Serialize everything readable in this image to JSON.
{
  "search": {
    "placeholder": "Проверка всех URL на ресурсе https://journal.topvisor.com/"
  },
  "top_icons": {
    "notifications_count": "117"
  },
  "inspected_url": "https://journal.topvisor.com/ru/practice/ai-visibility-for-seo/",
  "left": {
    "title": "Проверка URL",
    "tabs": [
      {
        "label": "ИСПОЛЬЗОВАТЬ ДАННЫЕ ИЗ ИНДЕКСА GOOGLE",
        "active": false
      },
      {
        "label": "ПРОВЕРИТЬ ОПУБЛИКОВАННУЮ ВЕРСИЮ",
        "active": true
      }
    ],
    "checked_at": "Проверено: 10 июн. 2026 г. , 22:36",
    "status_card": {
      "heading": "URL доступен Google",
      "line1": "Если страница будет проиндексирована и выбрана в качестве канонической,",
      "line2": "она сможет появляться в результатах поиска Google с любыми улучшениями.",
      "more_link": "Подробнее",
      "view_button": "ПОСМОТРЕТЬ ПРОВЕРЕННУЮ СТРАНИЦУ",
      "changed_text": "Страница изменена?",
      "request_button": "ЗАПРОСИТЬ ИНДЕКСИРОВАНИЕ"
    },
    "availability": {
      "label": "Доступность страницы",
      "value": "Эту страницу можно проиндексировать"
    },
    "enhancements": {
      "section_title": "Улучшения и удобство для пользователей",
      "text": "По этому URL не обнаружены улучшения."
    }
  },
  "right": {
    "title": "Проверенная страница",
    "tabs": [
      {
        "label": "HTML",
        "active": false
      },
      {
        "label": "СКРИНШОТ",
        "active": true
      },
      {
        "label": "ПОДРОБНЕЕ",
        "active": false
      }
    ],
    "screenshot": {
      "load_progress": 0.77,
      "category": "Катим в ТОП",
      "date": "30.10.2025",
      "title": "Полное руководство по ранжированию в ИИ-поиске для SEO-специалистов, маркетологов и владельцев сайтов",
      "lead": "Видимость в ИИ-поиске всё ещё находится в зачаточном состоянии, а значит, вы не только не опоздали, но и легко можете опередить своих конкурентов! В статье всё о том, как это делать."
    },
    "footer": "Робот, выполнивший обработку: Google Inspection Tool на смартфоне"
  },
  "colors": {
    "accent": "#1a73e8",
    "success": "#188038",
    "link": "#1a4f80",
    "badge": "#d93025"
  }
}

····················

WHAT IS EXPECTED —
Show all lines from the listing above in which "https" appears.

RESULT OF THE EXERCISE —
    "placeholder": "Проверка всех URL на ресурсе https://journal.topvisor.com/"
  "inspected_url": "https://journal.topvisor.com/ru/practice/ai-visibility-for-seo/",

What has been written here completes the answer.